Stated exercise – Filter the entries that follow, copying every line in which the word "speed" appears.
#### Recorded data
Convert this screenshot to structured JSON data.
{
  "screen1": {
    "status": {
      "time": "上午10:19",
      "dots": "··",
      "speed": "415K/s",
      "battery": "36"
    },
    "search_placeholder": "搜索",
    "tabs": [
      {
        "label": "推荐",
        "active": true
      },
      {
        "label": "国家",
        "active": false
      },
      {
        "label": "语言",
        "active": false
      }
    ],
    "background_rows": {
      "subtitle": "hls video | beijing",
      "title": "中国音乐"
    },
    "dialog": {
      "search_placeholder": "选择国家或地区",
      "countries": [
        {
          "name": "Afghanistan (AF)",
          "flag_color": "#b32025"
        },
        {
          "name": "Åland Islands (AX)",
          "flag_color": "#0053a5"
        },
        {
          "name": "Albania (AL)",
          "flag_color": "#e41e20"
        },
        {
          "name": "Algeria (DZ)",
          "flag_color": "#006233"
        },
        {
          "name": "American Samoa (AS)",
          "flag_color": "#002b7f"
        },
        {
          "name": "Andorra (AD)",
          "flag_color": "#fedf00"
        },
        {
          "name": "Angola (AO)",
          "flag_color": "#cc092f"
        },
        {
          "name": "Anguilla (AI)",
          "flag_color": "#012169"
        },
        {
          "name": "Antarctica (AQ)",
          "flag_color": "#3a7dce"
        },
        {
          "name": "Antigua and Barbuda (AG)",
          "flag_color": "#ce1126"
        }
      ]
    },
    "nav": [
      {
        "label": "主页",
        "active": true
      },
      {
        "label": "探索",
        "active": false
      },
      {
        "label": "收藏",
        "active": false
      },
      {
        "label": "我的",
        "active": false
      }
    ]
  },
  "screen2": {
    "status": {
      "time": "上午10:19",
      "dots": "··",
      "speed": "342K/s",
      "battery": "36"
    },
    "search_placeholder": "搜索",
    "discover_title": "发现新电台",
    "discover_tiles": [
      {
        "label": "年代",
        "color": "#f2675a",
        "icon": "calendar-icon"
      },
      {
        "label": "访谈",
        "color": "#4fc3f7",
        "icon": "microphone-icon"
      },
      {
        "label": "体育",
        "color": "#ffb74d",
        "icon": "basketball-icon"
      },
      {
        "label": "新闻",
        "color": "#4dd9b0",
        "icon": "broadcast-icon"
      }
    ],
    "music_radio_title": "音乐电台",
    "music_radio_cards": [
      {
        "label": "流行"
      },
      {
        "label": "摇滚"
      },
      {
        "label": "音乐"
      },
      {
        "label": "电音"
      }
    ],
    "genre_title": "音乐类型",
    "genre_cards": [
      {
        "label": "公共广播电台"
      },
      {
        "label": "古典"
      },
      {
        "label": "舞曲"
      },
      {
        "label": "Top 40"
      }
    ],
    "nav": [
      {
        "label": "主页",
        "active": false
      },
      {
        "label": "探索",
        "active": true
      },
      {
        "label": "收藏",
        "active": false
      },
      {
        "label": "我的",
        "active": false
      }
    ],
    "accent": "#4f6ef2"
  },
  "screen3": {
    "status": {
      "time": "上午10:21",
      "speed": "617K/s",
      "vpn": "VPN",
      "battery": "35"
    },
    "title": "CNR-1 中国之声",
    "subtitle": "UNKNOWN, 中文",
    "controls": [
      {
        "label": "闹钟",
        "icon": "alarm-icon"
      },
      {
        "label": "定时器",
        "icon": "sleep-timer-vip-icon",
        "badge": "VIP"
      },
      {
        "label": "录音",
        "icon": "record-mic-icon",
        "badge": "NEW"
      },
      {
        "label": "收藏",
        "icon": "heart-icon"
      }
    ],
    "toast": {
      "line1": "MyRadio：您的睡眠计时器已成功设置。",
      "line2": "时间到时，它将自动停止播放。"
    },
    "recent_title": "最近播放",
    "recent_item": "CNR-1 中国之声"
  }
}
########
Solution to this problem –
      "speed": "415K/s",
      "speed": "342K/s",
      "speed": "617K/s",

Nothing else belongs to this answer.